-- EXERCISE PROMPT --
Print the records below without changing a single character, keeping every line in its original order.
-*-*-
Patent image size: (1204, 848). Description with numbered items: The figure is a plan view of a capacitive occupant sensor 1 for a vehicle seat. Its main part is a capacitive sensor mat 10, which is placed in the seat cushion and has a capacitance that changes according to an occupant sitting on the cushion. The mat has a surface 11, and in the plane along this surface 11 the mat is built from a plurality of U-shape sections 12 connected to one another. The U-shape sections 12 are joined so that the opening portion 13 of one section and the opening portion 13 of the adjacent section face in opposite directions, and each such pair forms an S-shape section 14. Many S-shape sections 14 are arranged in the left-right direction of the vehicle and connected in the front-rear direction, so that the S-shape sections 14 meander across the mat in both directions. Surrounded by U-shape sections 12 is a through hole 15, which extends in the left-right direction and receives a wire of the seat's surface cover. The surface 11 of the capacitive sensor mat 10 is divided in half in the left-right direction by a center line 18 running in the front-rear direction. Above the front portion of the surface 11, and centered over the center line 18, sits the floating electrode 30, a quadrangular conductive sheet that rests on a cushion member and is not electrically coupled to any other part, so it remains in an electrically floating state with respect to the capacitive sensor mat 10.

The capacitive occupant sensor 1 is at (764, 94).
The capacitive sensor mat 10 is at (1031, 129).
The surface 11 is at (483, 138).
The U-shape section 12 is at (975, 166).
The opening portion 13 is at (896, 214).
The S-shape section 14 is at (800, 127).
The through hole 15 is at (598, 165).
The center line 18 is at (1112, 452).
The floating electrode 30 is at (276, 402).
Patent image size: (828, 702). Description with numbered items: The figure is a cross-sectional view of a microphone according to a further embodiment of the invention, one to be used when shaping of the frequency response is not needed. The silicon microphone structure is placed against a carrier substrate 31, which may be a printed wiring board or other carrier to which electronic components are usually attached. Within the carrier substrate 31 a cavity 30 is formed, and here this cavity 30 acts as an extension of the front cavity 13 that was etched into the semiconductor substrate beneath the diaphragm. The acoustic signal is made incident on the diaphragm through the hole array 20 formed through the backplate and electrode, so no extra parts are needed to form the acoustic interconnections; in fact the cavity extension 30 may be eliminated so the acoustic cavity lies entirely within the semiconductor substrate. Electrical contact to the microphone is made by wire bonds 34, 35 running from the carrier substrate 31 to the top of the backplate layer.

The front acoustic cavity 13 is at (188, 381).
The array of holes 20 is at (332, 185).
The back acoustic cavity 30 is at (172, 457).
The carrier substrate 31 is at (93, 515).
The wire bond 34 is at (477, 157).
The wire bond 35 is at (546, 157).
-*-*-
-- FINISHED ANSWER --
Patent image size: (1204, 848). Description with numbered items: The figure is a plan view of a capacitive occupant sensor 1 for a vehicle seat. Its main part is a capacitive sensor mat 10, which is placed in the seat cushion and has a capacitance that changes according to an occupant sitting on the cushion. The mat has a surface 11, and in the plane along this surface 11 the mat is built from a plurality of U-shape sections 12 connected to one another. The U-shape sections 12 are joined so that the opening portion 13 of one section and the opening portion 13 of the adjacent section face in opposite directions, and each such pair forms an S-shape section 14. Many S-shape sections 14 are arranged in the left-right direction of the vehicle and connected in the front-rear direction, so that the S-shape sections 14 meander across the mat in both directions. Surrounded by U-shape sections 12 is a through hole 15, which extends in the left-right direction and receives a wire of the seat's surface cover. The surface 11 of the capacitive sensor mat 10 is divided in half in the left-right direction by a center line 18 running in the front-rear direction. Above the front portion of the surface 11, and centered over the center line 18, sits the floating electrode 30, a quadrangular conductive sheet that rests on a cushion member and is not electrically coupled to any other part, so it remains in an electrically floating state with respect to the capacitive sensor mat 10.

The capacitive occupant sensor 1 is at (764, 94).
The capacitive sensor mat 10 is at (1031, 129).
The surface 11 is at (483, 138).
The U-shape section 12 is at (975, 166).
The opening portion 13 is at (896, 214).
The S-shape section 14 is at (800, 127).
The through hole 15 is at (598, 165).
The center line 18 is at (1112, 452).
The floating electrode 30 is at (276, 402).
Patent image size: (828, 702). Description with numbered items: The figure is a cross-sectional view of a microphone according to a further embodiment of the invention, one to be used when shaping of the frequency response is not needed. The silicon microphone structure is placed against a carrier substrate 31, which may be a printed wiring board or other carrier to which electronic components are usually attached. Within the carrier substrate 31 a cavity 30 is formed, and here this cavity 30 acts as an extension of the front cavity 13 that was etched into the semiconductor substrate beneath the diaphragm. The acoustic signal is made incident on the diaphragm through the hole array 20 formed through the backplate and electrode, so no extra parts are needed to form the acoustic interconnections; in fact the cavity extension 30 may be eliminated so the acoustic cavity lies entirely within the semiconductor substrate. Electrical contact to the microphone is made by wire bonds 34, 35 running from the carrier substrate 31 to the top of the backplate layer.

The front acoustic cavity 13 is at (188, 381).
The array of holes 20 is at (332, 185).
The back acoustic cavity 30 is at (172, 457).
The carrier substrate 31 is at (93, 515).
The wire bond 34 is at (477, 157).
The wire bond 35 is at (546, 157).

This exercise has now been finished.